Select all lines with the string "this" in them, and copy those lines.

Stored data
_____

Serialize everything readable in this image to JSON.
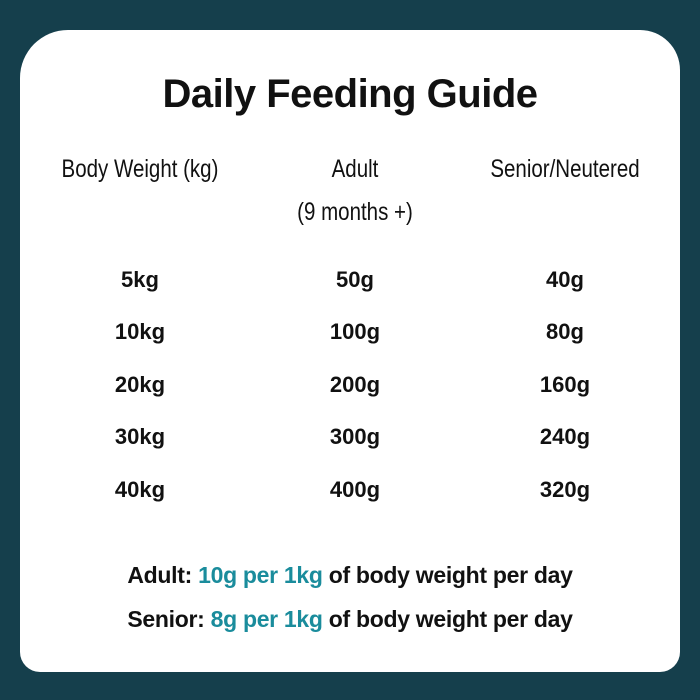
{
  "title": "Daily Feeding Guide",
  "columns": [
    {
      "label": "Body Weight (kg)",
      "sub": ""
    },
    {
      "label": "Adult",
      "sub": "(9 months +)"
    },
    {
      "label": "Senior/Neutered",
      "sub": ""
    }
  ],
  "rows": [
    [
      "5kg",
      "50g",
      "40g"
    ],
    [
      "10kg",
      "100g",
      "80g"
    ],
    [
      "20kg",
      "200g",
      "160g"
    ],
    [
      "30kg",
      "300g",
      "240g"
    ],
    [
      "40kg",
      "400g",
      "320g"
    ]
  ],
  "footer": [
    {
      "label": "Adult:",
      "rate": "10g per 1kg",
      "rest": "of body weight per day"
    },
    {
      "label": "Senior:",
      "rate": "8g per 1kg",
      "rest": "of body weight per day"
    }
  ],
  "colors": {
    "background": "#153f4c",
    "accent": "#1a8c9c",
    "card": "#ffffff"
  }
}
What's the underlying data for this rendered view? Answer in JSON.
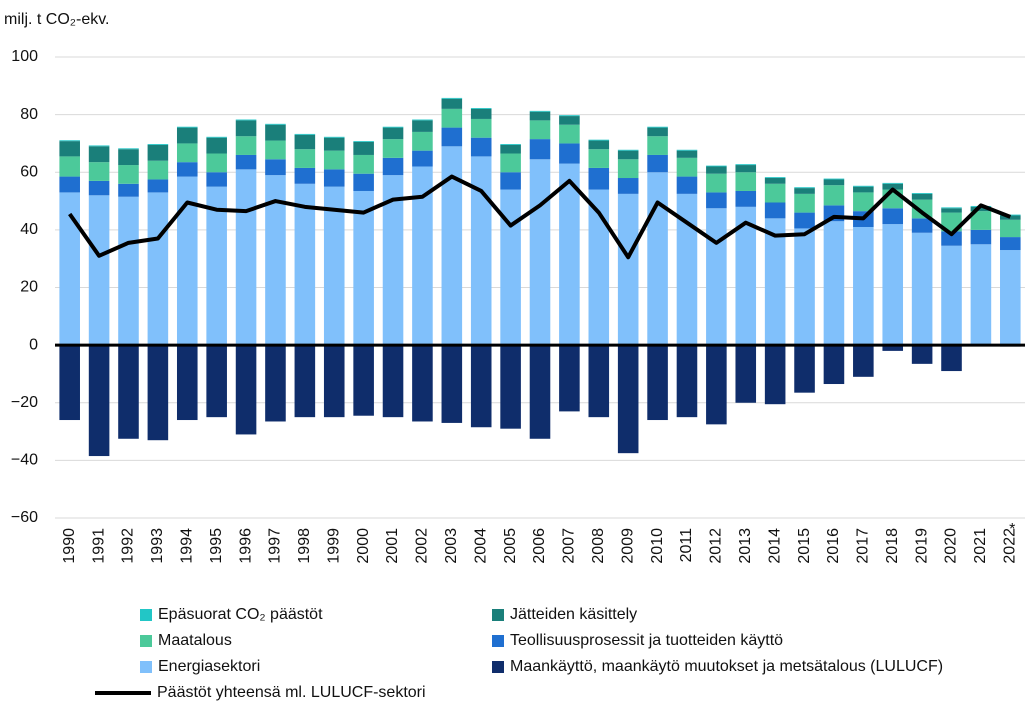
{
  "chart_data": {
    "type": "bar",
    "stacked": true,
    "y_label": "milj. t CO₂-ekv.",
    "annotation": "*",
    "categories": [
      "1990",
      "1991",
      "1992",
      "1993",
      "1994",
      "1995",
      "1996",
      "1997",
      "1998",
      "1999",
      "2000",
      "2001",
      "2002",
      "2003",
      "2004",
      "2005",
      "2006",
      "2007",
      "2008",
      "2009",
      "2010",
      "2011",
      "2012",
      "2013",
      "2014",
      "2015",
      "2016",
      "2017",
      "2018",
      "2019",
      "2020",
      "2021",
      "2022"
    ],
    "ylim": [
      -60,
      100
    ],
    "yticks": [
      {
        "value": -60,
        "label": "−60"
      },
      {
        "value": -40,
        "label": "−40"
      },
      {
        "value": -20,
        "label": "−20"
      },
      0,
      20,
      40,
      60,
      80,
      100
    ],
    "grid": true,
    "series": [
      {
        "name": "Energiasektori",
        "color": "#80c0fb",
        "values": [
          53,
          52,
          51.5,
          53,
          58.5,
          55,
          61,
          59,
          56,
          55,
          53.5,
          59,
          62,
          69,
          65.5,
          54,
          64.5,
          63,
          54,
          52.5,
          60,
          52.5,
          47.5,
          48,
          44,
          40.5,
          43,
          41,
          42,
          39,
          34.5,
          35,
          33
        ]
      },
      {
        "name": "Teollisuusprosessit ja tuotteiden käyttö",
        "color": "#1f6fd0",
        "values": [
          5.5,
          5,
          4.5,
          4.5,
          5,
          5,
          5,
          5.5,
          5.5,
          6,
          6,
          6,
          5.5,
          6.5,
          6.5,
          6,
          7,
          7,
          7.5,
          5.5,
          6,
          6,
          5.5,
          5.5,
          5.5,
          5.5,
          5.5,
          5.5,
          5.5,
          5,
          5,
          5,
          4.5
        ]
      },
      {
        "name": "Maatalous",
        "color": "#4cc99a",
        "values": [
          7,
          6.5,
          6.5,
          6.5,
          6.5,
          6.5,
          6.5,
          6.5,
          6.5,
          6.5,
          6.5,
          6.5,
          6.5,
          6.5,
          6.5,
          6.5,
          6.5,
          6.5,
          6.5,
          6.5,
          6.5,
          6.5,
          6.5,
          6.5,
          6.5,
          6.5,
          7,
          6.5,
          6.5,
          6.5,
          6.5,
          6.5,
          6
        ]
      },
      {
        "name": "Jätteiden käsittely",
        "color": "#1a7f7a",
        "values": [
          5.3,
          5.5,
          5.5,
          5.5,
          5.5,
          5.5,
          5.5,
          5.5,
          5,
          4.5,
          4.5,
          4,
          4,
          3.5,
          3.5,
          3,
          3,
          3,
          3,
          3,
          3,
          2.5,
          2.5,
          2.5,
          2,
          2,
          2,
          2,
          2,
          2,
          1.5,
          1.5,
          1.5
        ]
      },
      {
        "name": "Epäsuorat CO₂ päästöt",
        "color": "#22c6c6",
        "values": [
          0.3,
          0.3,
          0.3,
          0.3,
          0.3,
          0.3,
          0.3,
          0.3,
          0.3,
          0.3,
          0.3,
          0.3,
          0.3,
          0.3,
          0.3,
          0.3,
          0.3,
          0.3,
          0.3,
          0.3,
          0.3,
          0.3,
          0.3,
          0.3,
          0.3,
          0.3,
          0.3,
          0.3,
          0.3,
          0.3,
          0.3,
          0.3,
          0.3
        ]
      },
      {
        "name": "Maankäyttö, maankäytö muutokset ja metsätalous (LULUCF)",
        "color": "#0f2d6b",
        "values": [
          -26,
          -38.5,
          -32.5,
          -33,
          -26,
          -25,
          -31,
          -26.5,
          -25,
          -25,
          -24.5,
          -25,
          -26.5,
          -27,
          -28.5,
          -29,
          -32.5,
          -23,
          -25,
          -37.5,
          -26,
          -25,
          -27.5,
          -20,
          -20.5,
          -16.5,
          -13.5,
          -11,
          -2,
          -6.5,
          -9,
          0,
          -0.5
        ]
      },
      {
        "name": "Päästöt yhteensä ml. LULUCF-sektori",
        "type": "line",
        "color": "#000000",
        "values": [
          45.5,
          31,
          35.5,
          37,
          49.5,
          47,
          46.5,
          50,
          48,
          47,
          46,
          50.5,
          51.5,
          58.5,
          53.5,
          41.5,
          48.5,
          57,
          46,
          30.5,
          49.5,
          42.5,
          35.5,
          42.5,
          38,
          38.5,
          44.5,
          44,
          54,
          46,
          38.5,
          48.5,
          44.5
        ]
      }
    ]
  }
}
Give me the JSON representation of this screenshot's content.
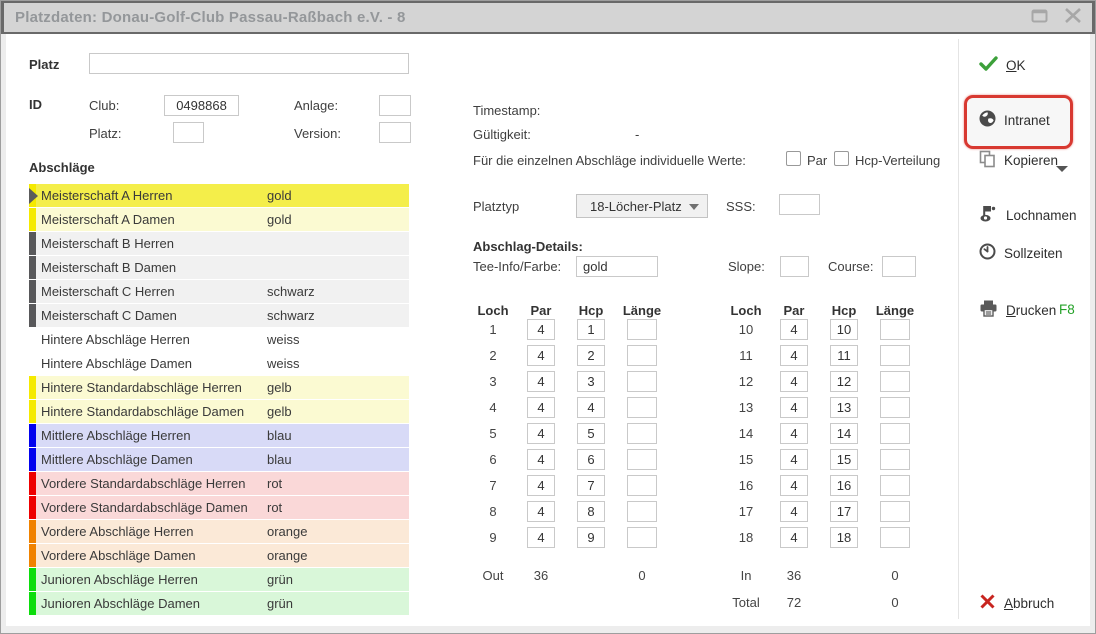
{
  "window": {
    "title": "Platzdaten: Donau-Golf-Club Passau-Raßbach e.V. - 8"
  },
  "form": {
    "platz_label": "Platz",
    "platz_value": "",
    "id_label": "ID",
    "club_label": "Club:",
    "club_value": "0498868",
    "platz2_label": "Platz:",
    "platz2_value": "",
    "anlage_label": "Anlage:",
    "anlage_value": "",
    "version_label": "Version:",
    "version_value": "",
    "timestamp_label": "Timestamp:",
    "timestamp_value": "",
    "gueltigkeit_label": "Gültigkeit:",
    "gueltigkeit_value": "-",
    "werte_label": "Für die einzelnen Abschläge individuelle Werte:",
    "par_checkbox_label": "Par",
    "hcp_checkbox_label": "Hcp-Verteilung",
    "platztyp_label": "Platztyp",
    "platztyp_value": "18-Löcher-Platz",
    "sss_label": "SSS:",
    "sss_value": "",
    "details_label": "Abschlag-Details:",
    "tee_info_label": "Tee-Info/Farbe:",
    "tee_info_value": "gold",
    "slope_label": "Slope:",
    "slope_value": "",
    "course_label": "Course:",
    "course_value": ""
  },
  "abschlaege": {
    "label": "Abschläge",
    "items": [
      {
        "name": "Meisterschaft A Herren",
        "farbe": "gold",
        "bg": "#f4ee4a",
        "bar": "#f5ea00",
        "selected": true
      },
      {
        "name": "Meisterschaft A Damen",
        "farbe": "gold",
        "bg": "#fbfad2",
        "bar": "#f5ea00",
        "selected": false
      },
      {
        "name": "Meisterschaft B Herren",
        "farbe": "",
        "bg": "#f1f1f1",
        "bar": "#58585a",
        "selected": false
      },
      {
        "name": "Meisterschaft B Damen",
        "farbe": "",
        "bg": "#f1f1f1",
        "bar": "#58585a",
        "selected": false
      },
      {
        "name": "Meisterschaft C Herren",
        "farbe": "schwarz",
        "bg": "#f1f1f1",
        "bar": "#58585a",
        "selected": false
      },
      {
        "name": "Meisterschaft C Damen",
        "farbe": "schwarz",
        "bg": "#f1f1f1",
        "bar": "#58585a",
        "selected": false
      },
      {
        "name": "Hintere Abschläge Herren",
        "farbe": "weiss",
        "bg": "#ffffff",
        "bar": "#ffffff",
        "selected": false
      },
      {
        "name": "Hintere Abschläge Damen",
        "farbe": "weiss",
        "bg": "#ffffff",
        "bar": "#ffffff",
        "selected": false
      },
      {
        "name": "Hintere Standardabschläge Herren",
        "farbe": "gelb",
        "bg": "#fbfad2",
        "bar": "#f5ea00",
        "selected": false
      },
      {
        "name": "Hintere Standardabschläge Damen",
        "farbe": "gelb",
        "bg": "#fbfad2",
        "bar": "#f5ea00",
        "selected": false
      },
      {
        "name": "Mittlere Abschläge Herren",
        "farbe": "blau",
        "bg": "#d8daf7",
        "bar": "#0202ee",
        "selected": false
      },
      {
        "name": "Mittlere Abschläge Damen",
        "farbe": "blau",
        "bg": "#d8daf7",
        "bar": "#0202ee",
        "selected": false
      },
      {
        "name": "Vordere Standardabschläge Herren",
        "farbe": "rot",
        "bg": "#fad8d8",
        "bar": "#ee0000",
        "selected": false
      },
      {
        "name": "Vordere Standardabschläge Damen",
        "farbe": "rot",
        "bg": "#fad8d8",
        "bar": "#ee0000",
        "selected": false
      },
      {
        "name": "Vordere Abschläge Herren",
        "farbe": "orange",
        "bg": "#fbe9d7",
        "bar": "#f08200",
        "selected": false
      },
      {
        "name": "Vordere Abschläge Damen",
        "farbe": "orange",
        "bg": "#fbe9d7",
        "bar": "#f08200",
        "selected": false
      },
      {
        "name": "Junioren Abschläge Herren",
        "farbe": "grün",
        "bg": "#d9f7d9",
        "bar": "#0cdd0c",
        "selected": false
      },
      {
        "name": "Junioren Abschläge Damen",
        "farbe": "grün",
        "bg": "#d9f7d9",
        "bar": "#0cdd0c",
        "selected": false
      }
    ]
  },
  "holes": {
    "headers": [
      "Loch",
      "Par",
      "Hcp",
      "Länge"
    ],
    "front": [
      {
        "loch": "1",
        "par": "4",
        "hcp": "1",
        "laenge": ""
      },
      {
        "loch": "2",
        "par": "4",
        "hcp": "2",
        "laenge": ""
      },
      {
        "loch": "3",
        "par": "4",
        "hcp": "3",
        "laenge": ""
      },
      {
        "loch": "4",
        "par": "4",
        "hcp": "4",
        "laenge": ""
      },
      {
        "loch": "5",
        "par": "4",
        "hcp": "5",
        "laenge": ""
      },
      {
        "loch": "6",
        "par": "4",
        "hcp": "6",
        "laenge": ""
      },
      {
        "loch": "7",
        "par": "4",
        "hcp": "7",
        "laenge": ""
      },
      {
        "loch": "8",
        "par": "4",
        "hcp": "8",
        "laenge": ""
      },
      {
        "loch": "9",
        "par": "4",
        "hcp": "9",
        "laenge": ""
      }
    ],
    "back": [
      {
        "loch": "10",
        "par": "4",
        "hcp": "10",
        "laenge": ""
      },
      {
        "loch": "11",
        "par": "4",
        "hcp": "11",
        "laenge": ""
      },
      {
        "loch": "12",
        "par": "4",
        "hcp": "12",
        "laenge": ""
      },
      {
        "loch": "13",
        "par": "4",
        "hcp": "13",
        "laenge": ""
      },
      {
        "loch": "14",
        "par": "4",
        "hcp": "14",
        "laenge": ""
      },
      {
        "loch": "15",
        "par": "4",
        "hcp": "15",
        "laenge": ""
      },
      {
        "loch": "16",
        "par": "4",
        "hcp": "16",
        "laenge": ""
      },
      {
        "loch": "17",
        "par": "4",
        "hcp": "17",
        "laenge": ""
      },
      {
        "loch": "18",
        "par": "4",
        "hcp": "18",
        "laenge": ""
      }
    ],
    "out": {
      "label": "Out",
      "par": "36",
      "laenge": "0"
    },
    "in": {
      "label": "In",
      "par": "36",
      "laenge": "0"
    },
    "total": {
      "label": "Total",
      "par": "72",
      "laenge": "0"
    }
  },
  "sidebar": {
    "ok_label": "OK",
    "intranet_label": "Intranet",
    "kopieren_label": "Kopieren",
    "lochnamen_label": "Lochnamen",
    "sollzeiten_label": "Sollzeiten",
    "drucken_label": "Drucken",
    "drucken_shortcut": "F8",
    "abbruch_label": "Abbruch"
  },
  "colors": {
    "ok_green": "#3ca03a",
    "shortcut_green": "#23a127",
    "cancel_red": "#c8251f",
    "annotation_red": "#d83931",
    "titlebar_bg": "#d4d4d4",
    "frame_dark": "#696969"
  }
}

_____

_Completed exercise_.
Serialize everything readable in this image to JSON.
What's the underlying data for this rendered view? Answer in JSON.
Give me the JSON representation of this screenshot's content.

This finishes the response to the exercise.